### Extracted records
==========

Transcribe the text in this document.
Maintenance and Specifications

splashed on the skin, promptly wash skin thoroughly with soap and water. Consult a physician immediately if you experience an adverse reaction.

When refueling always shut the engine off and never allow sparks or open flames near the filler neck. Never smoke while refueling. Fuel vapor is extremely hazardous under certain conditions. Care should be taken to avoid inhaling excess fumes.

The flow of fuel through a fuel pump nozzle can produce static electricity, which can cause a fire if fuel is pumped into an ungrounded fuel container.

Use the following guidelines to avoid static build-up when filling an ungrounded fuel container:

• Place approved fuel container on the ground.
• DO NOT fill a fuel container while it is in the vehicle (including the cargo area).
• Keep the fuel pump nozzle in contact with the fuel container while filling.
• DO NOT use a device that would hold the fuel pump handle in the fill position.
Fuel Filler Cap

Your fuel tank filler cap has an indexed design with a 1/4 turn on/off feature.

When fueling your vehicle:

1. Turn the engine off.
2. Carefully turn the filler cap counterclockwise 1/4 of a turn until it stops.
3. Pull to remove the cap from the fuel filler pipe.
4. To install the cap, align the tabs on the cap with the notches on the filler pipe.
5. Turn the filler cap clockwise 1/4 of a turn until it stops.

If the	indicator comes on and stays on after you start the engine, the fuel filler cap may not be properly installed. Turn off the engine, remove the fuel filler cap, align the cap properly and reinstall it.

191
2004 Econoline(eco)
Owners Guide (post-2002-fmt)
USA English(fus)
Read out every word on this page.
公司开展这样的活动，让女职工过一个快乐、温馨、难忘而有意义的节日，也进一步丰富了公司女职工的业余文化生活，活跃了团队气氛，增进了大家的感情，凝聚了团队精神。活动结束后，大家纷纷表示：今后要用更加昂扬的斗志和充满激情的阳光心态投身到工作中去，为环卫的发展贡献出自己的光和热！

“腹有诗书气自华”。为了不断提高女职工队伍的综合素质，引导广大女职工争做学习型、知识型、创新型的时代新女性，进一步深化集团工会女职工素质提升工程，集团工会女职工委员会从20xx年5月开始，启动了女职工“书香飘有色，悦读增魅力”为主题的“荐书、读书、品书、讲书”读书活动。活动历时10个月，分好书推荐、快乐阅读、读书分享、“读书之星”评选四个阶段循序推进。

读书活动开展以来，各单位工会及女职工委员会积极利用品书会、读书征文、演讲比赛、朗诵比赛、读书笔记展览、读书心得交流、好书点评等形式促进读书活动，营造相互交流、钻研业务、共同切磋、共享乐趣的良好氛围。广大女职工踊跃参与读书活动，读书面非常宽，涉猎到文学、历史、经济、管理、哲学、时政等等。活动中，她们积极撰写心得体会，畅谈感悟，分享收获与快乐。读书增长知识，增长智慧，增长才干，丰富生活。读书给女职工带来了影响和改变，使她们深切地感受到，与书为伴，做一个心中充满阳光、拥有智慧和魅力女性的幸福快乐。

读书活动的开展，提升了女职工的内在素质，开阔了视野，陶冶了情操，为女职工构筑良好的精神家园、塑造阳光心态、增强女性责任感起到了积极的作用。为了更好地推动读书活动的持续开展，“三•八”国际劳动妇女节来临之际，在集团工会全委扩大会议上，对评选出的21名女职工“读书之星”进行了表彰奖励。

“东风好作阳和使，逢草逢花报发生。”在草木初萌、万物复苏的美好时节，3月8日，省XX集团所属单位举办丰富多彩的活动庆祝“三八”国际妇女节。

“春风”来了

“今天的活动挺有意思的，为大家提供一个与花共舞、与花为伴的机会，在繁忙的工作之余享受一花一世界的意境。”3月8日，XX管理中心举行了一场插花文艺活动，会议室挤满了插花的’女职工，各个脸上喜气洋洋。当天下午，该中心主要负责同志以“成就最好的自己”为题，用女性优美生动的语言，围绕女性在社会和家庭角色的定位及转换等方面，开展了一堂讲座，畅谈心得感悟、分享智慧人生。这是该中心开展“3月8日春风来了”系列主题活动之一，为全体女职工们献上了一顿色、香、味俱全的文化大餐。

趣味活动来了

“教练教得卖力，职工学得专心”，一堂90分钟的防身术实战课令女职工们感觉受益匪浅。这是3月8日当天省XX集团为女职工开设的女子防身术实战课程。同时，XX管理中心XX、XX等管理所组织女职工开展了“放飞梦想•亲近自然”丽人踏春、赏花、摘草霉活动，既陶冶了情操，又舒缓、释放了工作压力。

==========

### The exercise
Using the listing above, please repeat every entry exactly.

### Answer to this exercise
Transcribe the text in this document.
Maintenance and Specifications

splashed on the skin, promptly wash skin thoroughly with soap and water. Consult a physician immediately if you experience an adverse reaction.

When refueling always shut the engine off and never allow sparks or open flames near the filler neck. Never smoke while refueling. Fuel vapor is extremely hazardous under certain conditions. Care should be taken to avoid inhaling excess fumes.

The flow of fuel through a fuel pump nozzle can produce static electricity, which can cause a fire if fuel is pumped into an ungrounded fuel container.

Use the following guidelines to avoid static build-up when filling an ungrounded fuel container:

• Place approved fuel container on the ground.
• DO NOT fill a fuel container while it is in the vehicle (including the cargo area).
• Keep the fuel pump nozzle in contact with the fuel container while filling.
• DO NOT use a device that would hold the fuel pump handle in the fill position.
Fuel Filler Cap

Your fuel tank filler cap has an indexed design with a 1/4 turn on/off feature.

When fueling your vehicle:

1. Turn the engine off.
2. Carefully turn the filler cap counterclockwise 1/4 of a turn until it stops.
3. Pull to remove the cap from the fuel filler pipe.
4. To install the cap, align the tabs on the cap with the notches on the filler pipe.
5. Turn the filler cap clockwise 1/4 of a turn until it stops.

If the	indicator comes on and stays on after you start the engine, the fuel filler cap may not be properly installed. Turn off the engine, remove the fuel filler cap, align the cap properly and reinstall it.

191
2004 Econoline(eco)
Owners Guide (post-2002-fmt)
USA English(fus)
Read out every word on this page.
公司开展这样的活动，让女职工过一个快乐、温馨、难忘而有意义的节日，也进一步丰富了公司女职工的业余文化生活，活跃了团队气氛，增进了大家的感情，凝聚了团队精神。活动结束后，大家纷纷表示：今后要用更加昂扬的斗志和充满激情的阳光心态投身到工作中去，为环卫的发展贡献出自己的光和热！

“腹有诗书气自华”。为了不断提高女职工队伍的综合素质，引导广大女职工争做学习型、知识型、创新型的时代新女性，进一步深化集团工会女职工素质提升工程，集团工会女职工委员会从20xx年5月开始，启动了女职工“书香飘有色，悦读增魅力”为主题的“荐书、读书、品书、讲书”读书活动。活动历时10个月，分好书推荐、快乐阅读、读书分享、“读书之星”评选四个阶段循序推进。

读书活动开展以来，各单位工会及女职工委员会积极利用品书会、读书征文、演讲比赛、朗诵比赛、读书笔记展览、读书心得交流、好书点评等形式促进读书活动，营造相互交流、钻研业务、共同切磋、共享乐趣的良好氛围。广大女职工踊跃参与读书活动，读书面非常宽，涉猎到文学、历史、经济、管理、哲学、时政等等。活动中，她们积极撰写心得体会，畅谈感悟，分享收获与快乐。读书增长知识，增长智慧，增长才干，丰富生活。读书给女职工带来了影响和改变，使她们深切地感受到，与书为伴，做一个心中充满阳光、拥有智慧和魅力女性的幸福快乐。

读书活动的开展，提升了女职工的内在素质，开阔了视野，陶冶了情操，为女职工构筑良好的精神家园、塑造阳光心态、增强女性责任感起到了积极的作用。为了更好地推动读书活动的持续开展，“三•八”国际劳动妇女节来临之际，在集团工会全委扩大会议上，对评选出的21名女职工“读书之星”进行了表彰奖励。

“东风好作阳和使，逢草逢花报发生。”在草木初萌、万物复苏的美好时节，3月8日，省XX集团所属单位举办丰富多彩的活动庆祝“三八”国际妇女节。

“春风”来了

“今天的活动挺有意思的，为大家提供一个与花共舞、与花为伴的机会，在繁忙的工作之余享受一花一世界的意境。”3月8日，XX管理中心举行了一场插花文艺活动，会议室挤满了插花的’女职工，各个脸上喜气洋洋。当天下午，该中心主要负责同志以“成就最好的自己”为题，用女性优美生动的语言，围绕女性在社会和家庭角色的定位及转换等方面，开展了一堂讲座，畅谈心得感悟、分享智慧人生。这是该中心开展“3月8日春风来了”系列主题活动之一，为全体女职工们献上了一顿色、香、味俱全的文化大餐。

趣味活动来了

“教练教得卖力，职工学得专心”，一堂90分钟的防身术实战课令女职工们感觉受益匪浅。这是3月8日当天省XX集团为女职工开设的女子防身术实战课程。同时，XX管理中心XX、XX等管理所组织女职工开展了“放飞梦想•亲近自然”丽人踏春、赏花、摘草霉活动，既陶冶了情操，又舒缓、释放了工作压力。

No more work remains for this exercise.